Directions -
In the following material, identify every line holding the string "this" and return it.

-------- Exercise data --------

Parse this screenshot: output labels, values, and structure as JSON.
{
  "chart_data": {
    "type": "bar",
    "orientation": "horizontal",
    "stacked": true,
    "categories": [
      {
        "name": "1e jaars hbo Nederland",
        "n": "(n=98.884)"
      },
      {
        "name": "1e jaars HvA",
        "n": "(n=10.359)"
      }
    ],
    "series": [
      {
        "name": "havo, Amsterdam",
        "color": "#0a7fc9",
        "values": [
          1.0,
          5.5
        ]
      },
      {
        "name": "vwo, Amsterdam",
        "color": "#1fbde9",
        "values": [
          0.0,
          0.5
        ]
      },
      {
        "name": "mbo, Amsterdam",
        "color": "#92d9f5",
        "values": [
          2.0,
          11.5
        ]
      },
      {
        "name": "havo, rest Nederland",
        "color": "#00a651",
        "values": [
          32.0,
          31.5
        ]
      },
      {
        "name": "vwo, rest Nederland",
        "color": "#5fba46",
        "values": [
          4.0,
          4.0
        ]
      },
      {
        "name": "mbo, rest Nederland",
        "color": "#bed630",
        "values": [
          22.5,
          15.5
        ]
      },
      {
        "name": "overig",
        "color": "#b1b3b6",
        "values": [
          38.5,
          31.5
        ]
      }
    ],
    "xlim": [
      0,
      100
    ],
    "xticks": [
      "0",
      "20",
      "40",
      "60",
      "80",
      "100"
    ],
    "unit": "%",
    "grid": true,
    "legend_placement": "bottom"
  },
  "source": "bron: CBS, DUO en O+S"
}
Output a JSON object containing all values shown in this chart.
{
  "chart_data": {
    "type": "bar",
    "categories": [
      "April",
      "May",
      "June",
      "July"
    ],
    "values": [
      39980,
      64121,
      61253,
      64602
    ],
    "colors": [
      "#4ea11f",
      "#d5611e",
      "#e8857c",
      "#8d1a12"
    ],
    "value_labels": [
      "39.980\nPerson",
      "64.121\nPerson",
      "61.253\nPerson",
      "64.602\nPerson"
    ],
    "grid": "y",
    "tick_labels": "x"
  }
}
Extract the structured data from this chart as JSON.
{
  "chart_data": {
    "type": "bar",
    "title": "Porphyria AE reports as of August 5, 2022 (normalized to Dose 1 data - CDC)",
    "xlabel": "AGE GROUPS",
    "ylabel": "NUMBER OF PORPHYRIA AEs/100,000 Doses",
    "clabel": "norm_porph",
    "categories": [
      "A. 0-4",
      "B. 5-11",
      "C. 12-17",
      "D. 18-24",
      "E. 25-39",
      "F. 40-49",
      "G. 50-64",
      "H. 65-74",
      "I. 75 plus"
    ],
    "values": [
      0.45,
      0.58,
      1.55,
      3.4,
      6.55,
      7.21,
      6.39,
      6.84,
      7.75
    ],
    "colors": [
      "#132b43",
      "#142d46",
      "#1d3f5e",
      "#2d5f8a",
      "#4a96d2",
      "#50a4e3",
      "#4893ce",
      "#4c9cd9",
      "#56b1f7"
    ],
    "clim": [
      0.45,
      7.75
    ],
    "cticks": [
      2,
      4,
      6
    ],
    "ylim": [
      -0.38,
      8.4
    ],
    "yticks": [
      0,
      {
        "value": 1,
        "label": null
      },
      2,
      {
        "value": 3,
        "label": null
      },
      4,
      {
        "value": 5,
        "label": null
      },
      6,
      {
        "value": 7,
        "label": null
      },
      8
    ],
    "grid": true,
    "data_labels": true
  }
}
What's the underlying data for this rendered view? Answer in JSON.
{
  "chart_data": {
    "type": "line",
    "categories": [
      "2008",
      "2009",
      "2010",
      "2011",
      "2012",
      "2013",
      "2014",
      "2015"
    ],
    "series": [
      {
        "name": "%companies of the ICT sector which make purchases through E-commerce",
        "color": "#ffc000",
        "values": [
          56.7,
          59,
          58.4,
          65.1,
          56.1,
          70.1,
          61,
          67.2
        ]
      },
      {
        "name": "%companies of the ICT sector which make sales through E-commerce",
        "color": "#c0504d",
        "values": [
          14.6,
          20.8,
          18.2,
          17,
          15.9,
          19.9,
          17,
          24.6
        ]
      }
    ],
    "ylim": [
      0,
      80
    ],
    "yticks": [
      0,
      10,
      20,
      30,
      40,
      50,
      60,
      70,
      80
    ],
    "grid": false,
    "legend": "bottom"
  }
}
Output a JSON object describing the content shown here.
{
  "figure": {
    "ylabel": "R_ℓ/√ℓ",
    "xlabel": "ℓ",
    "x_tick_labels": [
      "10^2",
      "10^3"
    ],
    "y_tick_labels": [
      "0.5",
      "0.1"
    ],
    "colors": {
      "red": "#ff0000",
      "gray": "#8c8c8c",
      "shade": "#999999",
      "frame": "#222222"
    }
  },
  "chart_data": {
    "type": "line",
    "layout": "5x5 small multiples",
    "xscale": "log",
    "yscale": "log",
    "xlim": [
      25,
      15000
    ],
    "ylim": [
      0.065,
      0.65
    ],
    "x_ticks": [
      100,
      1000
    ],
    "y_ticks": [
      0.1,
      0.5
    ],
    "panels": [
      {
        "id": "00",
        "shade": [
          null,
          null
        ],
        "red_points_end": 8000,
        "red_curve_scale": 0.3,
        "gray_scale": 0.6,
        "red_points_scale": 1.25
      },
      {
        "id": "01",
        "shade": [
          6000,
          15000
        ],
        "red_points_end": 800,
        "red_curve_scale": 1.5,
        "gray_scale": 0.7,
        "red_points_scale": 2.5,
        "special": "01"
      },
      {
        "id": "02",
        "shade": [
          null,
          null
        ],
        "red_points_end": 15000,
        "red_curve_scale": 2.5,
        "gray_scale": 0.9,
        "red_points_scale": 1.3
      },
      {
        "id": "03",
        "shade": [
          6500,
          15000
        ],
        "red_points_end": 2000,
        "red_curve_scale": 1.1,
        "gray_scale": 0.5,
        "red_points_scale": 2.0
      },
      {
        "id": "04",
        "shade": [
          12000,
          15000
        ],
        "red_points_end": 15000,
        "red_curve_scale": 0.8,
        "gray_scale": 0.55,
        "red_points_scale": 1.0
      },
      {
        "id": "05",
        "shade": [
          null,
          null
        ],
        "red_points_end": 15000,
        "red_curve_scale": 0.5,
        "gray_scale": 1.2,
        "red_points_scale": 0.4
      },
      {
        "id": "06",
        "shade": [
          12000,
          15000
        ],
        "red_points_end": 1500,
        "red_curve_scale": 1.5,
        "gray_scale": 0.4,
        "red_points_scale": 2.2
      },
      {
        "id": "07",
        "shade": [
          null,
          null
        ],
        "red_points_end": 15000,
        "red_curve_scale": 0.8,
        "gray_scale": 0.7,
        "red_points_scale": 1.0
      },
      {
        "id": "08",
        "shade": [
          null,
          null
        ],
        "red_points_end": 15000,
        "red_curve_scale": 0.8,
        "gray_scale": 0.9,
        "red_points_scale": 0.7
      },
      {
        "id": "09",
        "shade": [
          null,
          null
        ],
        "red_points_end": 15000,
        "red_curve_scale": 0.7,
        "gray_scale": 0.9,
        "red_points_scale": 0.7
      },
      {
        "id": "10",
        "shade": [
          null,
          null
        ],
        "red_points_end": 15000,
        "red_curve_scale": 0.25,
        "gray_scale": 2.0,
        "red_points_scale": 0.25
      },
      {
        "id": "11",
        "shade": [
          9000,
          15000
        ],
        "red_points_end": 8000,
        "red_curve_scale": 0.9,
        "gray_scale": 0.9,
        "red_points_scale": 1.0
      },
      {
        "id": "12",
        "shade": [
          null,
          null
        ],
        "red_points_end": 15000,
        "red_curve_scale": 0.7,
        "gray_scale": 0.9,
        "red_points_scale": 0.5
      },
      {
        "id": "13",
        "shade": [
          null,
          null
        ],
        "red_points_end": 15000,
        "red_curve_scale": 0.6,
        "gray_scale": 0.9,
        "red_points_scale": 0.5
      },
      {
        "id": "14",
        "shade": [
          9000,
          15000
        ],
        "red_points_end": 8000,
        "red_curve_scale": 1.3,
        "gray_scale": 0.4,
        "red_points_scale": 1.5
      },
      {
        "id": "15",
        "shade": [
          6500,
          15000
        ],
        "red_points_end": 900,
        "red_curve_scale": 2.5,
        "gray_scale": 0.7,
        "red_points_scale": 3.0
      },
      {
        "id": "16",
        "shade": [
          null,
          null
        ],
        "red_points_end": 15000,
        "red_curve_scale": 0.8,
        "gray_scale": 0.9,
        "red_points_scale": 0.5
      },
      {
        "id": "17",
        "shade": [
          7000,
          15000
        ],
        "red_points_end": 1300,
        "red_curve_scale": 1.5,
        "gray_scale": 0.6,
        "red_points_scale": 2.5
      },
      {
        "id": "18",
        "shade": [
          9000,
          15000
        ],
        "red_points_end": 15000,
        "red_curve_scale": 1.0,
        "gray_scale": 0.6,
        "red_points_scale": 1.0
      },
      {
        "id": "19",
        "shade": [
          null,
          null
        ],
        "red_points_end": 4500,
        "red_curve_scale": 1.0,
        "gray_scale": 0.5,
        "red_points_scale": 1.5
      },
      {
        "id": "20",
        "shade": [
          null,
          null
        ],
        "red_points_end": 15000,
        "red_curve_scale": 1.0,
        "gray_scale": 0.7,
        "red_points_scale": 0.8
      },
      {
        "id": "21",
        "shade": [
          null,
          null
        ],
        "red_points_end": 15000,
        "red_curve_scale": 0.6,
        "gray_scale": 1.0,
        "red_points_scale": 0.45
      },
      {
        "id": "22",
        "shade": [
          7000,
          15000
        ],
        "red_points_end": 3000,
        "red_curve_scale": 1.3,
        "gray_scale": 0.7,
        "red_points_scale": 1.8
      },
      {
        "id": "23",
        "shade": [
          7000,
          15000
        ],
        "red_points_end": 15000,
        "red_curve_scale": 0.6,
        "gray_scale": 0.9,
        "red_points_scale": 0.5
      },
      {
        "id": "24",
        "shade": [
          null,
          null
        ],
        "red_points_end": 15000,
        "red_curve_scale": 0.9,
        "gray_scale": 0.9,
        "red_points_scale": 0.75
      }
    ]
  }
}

--------

Correct response -
Parse this screenshot: output labels, values, and structure as JSON.
Output a JSON object containing all values shown in this chart.
Extract the structured data from this chart as JSON.
What's the underlying data for this rendered view? Answer in JSON.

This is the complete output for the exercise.